start Data section
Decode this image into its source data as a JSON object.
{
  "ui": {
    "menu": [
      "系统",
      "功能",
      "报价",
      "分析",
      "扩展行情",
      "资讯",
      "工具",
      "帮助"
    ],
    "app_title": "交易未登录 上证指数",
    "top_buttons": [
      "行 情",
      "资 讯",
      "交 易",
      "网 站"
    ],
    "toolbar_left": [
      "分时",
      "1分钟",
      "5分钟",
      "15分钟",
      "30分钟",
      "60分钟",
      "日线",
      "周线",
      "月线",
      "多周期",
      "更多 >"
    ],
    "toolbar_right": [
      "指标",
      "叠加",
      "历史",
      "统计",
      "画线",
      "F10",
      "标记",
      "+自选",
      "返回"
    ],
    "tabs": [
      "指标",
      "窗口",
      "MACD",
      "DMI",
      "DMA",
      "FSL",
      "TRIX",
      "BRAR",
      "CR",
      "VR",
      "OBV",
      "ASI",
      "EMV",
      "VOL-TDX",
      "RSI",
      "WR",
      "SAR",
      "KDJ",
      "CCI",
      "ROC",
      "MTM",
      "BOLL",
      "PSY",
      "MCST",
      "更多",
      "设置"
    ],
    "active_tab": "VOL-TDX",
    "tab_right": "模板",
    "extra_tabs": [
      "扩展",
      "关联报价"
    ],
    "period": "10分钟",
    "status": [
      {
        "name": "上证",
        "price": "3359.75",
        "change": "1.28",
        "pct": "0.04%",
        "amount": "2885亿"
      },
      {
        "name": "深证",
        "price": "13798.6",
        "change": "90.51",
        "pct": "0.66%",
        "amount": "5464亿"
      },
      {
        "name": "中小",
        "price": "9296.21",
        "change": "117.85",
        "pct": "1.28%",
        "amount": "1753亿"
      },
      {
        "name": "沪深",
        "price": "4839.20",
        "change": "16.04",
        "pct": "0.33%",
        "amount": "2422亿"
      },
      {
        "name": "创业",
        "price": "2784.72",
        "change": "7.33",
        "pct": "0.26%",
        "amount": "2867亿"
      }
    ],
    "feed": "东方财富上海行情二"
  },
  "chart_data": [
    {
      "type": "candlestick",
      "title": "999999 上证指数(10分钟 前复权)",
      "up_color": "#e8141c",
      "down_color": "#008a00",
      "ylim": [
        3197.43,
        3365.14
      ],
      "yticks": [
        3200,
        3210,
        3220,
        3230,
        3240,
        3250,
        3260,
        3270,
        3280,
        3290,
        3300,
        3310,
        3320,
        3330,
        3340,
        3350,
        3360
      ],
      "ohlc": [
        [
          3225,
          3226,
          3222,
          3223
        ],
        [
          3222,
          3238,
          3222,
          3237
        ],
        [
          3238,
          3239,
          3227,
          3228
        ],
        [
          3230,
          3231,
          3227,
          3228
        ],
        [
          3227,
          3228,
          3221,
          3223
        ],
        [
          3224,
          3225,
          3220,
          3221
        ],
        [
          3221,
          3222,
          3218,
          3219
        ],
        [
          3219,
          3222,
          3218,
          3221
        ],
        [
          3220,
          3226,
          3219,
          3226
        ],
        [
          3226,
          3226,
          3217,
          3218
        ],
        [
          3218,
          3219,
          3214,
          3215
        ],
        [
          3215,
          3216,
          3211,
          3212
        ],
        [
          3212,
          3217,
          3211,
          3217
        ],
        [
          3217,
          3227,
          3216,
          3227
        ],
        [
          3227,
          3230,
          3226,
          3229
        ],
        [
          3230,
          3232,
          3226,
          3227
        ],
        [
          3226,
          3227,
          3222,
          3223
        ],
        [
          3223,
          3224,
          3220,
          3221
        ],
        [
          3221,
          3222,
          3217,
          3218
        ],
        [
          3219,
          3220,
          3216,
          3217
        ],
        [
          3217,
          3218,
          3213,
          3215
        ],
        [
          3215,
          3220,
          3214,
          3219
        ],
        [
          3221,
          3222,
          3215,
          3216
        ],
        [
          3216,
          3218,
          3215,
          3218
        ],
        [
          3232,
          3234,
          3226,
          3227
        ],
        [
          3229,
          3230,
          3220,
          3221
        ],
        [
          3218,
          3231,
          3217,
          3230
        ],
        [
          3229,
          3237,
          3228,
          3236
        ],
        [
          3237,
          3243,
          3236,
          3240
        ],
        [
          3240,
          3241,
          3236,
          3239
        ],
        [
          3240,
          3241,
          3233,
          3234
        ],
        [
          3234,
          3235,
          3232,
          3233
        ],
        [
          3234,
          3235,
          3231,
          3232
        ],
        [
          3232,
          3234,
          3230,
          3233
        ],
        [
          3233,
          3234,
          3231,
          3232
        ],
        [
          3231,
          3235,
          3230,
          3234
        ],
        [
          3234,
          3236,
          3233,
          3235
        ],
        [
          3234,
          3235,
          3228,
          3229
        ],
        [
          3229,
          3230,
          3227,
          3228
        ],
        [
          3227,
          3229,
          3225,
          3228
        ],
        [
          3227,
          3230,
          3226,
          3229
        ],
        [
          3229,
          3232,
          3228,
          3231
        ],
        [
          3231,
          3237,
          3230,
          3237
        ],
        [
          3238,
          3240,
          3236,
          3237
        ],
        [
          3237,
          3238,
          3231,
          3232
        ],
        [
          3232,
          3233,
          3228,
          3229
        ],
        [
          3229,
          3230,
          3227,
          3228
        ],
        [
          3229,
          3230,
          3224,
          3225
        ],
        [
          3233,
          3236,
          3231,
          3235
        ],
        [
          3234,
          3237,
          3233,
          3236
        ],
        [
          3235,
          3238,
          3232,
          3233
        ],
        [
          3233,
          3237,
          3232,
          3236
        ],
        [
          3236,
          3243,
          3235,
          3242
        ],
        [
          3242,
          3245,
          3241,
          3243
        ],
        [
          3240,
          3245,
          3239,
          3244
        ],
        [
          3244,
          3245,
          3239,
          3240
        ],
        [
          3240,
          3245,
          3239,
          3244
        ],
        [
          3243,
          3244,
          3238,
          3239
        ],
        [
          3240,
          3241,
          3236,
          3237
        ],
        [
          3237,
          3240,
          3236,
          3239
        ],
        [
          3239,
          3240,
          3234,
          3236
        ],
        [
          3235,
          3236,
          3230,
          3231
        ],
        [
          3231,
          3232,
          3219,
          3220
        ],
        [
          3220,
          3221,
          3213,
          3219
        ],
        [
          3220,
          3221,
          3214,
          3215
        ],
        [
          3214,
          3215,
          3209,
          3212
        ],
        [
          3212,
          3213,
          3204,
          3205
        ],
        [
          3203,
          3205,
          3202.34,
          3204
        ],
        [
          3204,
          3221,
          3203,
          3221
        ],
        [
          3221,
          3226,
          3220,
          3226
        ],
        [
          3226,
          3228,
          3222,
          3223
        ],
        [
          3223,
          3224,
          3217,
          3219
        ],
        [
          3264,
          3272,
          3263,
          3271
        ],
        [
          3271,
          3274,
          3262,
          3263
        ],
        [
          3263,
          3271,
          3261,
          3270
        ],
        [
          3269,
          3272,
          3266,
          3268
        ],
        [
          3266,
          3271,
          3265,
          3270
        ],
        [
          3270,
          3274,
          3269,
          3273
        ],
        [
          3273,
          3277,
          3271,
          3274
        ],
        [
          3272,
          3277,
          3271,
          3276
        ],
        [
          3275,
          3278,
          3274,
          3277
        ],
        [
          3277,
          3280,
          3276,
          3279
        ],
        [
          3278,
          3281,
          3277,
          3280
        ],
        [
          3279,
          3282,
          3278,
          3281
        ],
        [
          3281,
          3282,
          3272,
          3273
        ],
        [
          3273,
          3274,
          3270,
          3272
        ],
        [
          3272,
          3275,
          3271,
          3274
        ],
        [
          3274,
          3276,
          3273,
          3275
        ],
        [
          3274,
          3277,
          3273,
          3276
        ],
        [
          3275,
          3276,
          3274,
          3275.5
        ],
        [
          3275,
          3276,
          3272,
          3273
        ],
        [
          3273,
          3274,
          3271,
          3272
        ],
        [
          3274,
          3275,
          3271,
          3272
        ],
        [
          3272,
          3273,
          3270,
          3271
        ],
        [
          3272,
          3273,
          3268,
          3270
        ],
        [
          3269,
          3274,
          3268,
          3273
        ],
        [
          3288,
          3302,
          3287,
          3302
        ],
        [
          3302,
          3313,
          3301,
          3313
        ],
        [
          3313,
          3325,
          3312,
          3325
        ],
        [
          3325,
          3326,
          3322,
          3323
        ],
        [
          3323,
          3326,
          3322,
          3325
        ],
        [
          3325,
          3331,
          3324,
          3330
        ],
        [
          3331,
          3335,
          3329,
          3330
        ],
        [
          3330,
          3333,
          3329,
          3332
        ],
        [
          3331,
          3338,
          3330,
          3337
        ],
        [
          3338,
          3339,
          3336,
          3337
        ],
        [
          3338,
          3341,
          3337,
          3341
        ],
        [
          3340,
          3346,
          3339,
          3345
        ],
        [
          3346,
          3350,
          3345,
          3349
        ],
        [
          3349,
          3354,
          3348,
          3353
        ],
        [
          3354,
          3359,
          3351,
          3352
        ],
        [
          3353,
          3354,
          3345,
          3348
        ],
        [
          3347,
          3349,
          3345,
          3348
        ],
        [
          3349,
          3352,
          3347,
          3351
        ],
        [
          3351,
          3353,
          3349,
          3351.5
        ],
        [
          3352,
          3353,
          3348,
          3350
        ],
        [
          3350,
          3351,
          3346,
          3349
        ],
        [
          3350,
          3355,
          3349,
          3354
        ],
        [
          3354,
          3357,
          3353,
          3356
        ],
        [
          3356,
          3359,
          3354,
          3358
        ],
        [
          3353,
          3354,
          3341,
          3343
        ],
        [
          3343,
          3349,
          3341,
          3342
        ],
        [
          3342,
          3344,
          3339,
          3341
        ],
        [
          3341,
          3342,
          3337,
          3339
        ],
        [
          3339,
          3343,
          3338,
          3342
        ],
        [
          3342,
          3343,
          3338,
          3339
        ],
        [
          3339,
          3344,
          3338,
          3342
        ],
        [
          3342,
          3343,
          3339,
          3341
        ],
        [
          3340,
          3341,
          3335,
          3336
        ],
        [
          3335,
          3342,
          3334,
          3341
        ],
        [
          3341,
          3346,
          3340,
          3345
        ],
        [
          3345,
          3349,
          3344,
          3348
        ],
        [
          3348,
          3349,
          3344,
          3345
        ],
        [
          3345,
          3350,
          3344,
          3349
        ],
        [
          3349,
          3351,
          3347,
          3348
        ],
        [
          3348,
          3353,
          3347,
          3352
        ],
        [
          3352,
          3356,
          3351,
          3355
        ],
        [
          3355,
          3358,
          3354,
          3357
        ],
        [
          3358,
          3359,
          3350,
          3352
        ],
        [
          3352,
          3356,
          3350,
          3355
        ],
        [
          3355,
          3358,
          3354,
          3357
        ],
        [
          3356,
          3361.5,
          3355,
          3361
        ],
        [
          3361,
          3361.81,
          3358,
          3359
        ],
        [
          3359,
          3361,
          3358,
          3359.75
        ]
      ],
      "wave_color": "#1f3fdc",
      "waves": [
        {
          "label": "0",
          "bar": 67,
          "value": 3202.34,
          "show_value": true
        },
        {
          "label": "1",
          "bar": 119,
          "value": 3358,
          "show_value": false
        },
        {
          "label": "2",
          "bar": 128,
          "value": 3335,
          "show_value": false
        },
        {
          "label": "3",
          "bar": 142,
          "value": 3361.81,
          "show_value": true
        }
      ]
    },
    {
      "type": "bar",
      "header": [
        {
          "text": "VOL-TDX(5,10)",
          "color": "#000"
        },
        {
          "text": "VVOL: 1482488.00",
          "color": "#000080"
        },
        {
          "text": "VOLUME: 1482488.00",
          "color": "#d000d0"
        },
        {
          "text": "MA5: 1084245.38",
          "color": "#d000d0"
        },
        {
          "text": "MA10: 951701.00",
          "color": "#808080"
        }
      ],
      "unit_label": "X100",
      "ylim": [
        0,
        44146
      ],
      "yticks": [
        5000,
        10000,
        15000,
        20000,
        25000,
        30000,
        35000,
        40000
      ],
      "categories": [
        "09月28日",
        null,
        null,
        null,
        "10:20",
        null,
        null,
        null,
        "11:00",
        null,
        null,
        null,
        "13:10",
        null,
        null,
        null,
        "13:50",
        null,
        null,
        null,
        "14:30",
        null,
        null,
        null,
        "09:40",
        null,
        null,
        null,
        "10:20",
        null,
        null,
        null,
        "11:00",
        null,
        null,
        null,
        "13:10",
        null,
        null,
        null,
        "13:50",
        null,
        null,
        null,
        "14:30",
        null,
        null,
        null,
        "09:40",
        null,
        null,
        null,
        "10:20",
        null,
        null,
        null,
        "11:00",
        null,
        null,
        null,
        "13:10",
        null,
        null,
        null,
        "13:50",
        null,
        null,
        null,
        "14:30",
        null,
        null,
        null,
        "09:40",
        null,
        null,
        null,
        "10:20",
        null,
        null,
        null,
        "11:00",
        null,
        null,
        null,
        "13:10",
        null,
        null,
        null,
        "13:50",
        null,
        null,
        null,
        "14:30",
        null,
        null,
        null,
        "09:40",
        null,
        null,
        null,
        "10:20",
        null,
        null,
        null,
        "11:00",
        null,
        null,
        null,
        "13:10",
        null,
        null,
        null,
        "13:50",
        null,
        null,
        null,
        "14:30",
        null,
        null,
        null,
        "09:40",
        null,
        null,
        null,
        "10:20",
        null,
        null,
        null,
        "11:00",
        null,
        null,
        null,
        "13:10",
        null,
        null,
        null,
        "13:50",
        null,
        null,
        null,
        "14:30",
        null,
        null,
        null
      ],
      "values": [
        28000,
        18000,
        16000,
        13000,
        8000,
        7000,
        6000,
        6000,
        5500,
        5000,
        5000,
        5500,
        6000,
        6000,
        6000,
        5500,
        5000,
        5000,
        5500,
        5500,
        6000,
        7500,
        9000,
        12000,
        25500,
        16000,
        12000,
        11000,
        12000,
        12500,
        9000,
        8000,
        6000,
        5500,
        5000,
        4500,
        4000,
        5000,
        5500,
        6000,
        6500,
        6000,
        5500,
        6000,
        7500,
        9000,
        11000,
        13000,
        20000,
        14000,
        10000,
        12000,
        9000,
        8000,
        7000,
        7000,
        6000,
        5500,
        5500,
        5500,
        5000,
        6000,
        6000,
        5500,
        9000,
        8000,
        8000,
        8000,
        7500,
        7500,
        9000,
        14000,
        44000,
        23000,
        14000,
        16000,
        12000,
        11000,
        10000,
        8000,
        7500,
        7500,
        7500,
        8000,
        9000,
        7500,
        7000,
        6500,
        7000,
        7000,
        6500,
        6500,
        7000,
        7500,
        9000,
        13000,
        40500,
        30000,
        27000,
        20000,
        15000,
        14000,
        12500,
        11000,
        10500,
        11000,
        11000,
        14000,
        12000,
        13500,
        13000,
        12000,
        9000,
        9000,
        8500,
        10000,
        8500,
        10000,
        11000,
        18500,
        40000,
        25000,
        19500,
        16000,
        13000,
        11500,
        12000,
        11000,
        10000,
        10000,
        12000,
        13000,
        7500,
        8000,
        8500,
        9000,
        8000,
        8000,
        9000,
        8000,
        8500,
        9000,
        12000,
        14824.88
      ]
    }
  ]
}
end Data section
▸ **Given request**
For the entries shown above, give the number of lines that include the word "price", without any other text.

▸ **Correct answer**
5